» Required task: Show each line that has the string "cohort" in it.

# start of Dataset rows

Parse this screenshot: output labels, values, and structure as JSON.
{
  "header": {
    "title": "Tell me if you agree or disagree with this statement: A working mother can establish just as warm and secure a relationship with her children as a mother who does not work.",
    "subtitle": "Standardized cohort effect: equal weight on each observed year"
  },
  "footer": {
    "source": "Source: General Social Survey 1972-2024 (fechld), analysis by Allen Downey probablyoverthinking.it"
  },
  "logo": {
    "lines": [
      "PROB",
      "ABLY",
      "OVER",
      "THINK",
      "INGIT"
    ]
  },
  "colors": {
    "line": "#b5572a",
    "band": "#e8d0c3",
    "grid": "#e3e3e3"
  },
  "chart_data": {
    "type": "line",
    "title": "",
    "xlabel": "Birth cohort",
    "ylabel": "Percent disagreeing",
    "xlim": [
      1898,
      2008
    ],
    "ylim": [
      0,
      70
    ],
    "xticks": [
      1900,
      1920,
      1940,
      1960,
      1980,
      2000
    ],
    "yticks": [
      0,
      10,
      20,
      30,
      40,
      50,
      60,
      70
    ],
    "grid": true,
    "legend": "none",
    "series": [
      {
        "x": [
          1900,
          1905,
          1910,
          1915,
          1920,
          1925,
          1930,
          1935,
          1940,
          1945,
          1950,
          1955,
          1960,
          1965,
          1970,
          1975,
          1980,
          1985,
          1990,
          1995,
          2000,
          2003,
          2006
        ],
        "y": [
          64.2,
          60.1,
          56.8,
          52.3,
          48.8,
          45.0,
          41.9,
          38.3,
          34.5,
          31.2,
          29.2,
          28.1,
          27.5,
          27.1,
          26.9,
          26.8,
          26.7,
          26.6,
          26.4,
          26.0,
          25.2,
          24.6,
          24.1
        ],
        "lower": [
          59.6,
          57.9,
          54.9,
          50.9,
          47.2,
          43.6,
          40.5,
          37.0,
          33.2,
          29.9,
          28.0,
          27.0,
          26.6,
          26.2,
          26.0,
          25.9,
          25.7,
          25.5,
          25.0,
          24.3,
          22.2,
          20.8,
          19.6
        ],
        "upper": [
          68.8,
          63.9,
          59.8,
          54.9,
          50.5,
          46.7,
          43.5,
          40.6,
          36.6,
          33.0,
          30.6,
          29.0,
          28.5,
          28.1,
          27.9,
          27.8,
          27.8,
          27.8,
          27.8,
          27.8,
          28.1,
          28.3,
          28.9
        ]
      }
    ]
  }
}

# end of Dataset rows

» Written answer:
    "subtitle": "Standardized cohort effect: equal weight on each observed year"
    "xlabel": "Birth cohort",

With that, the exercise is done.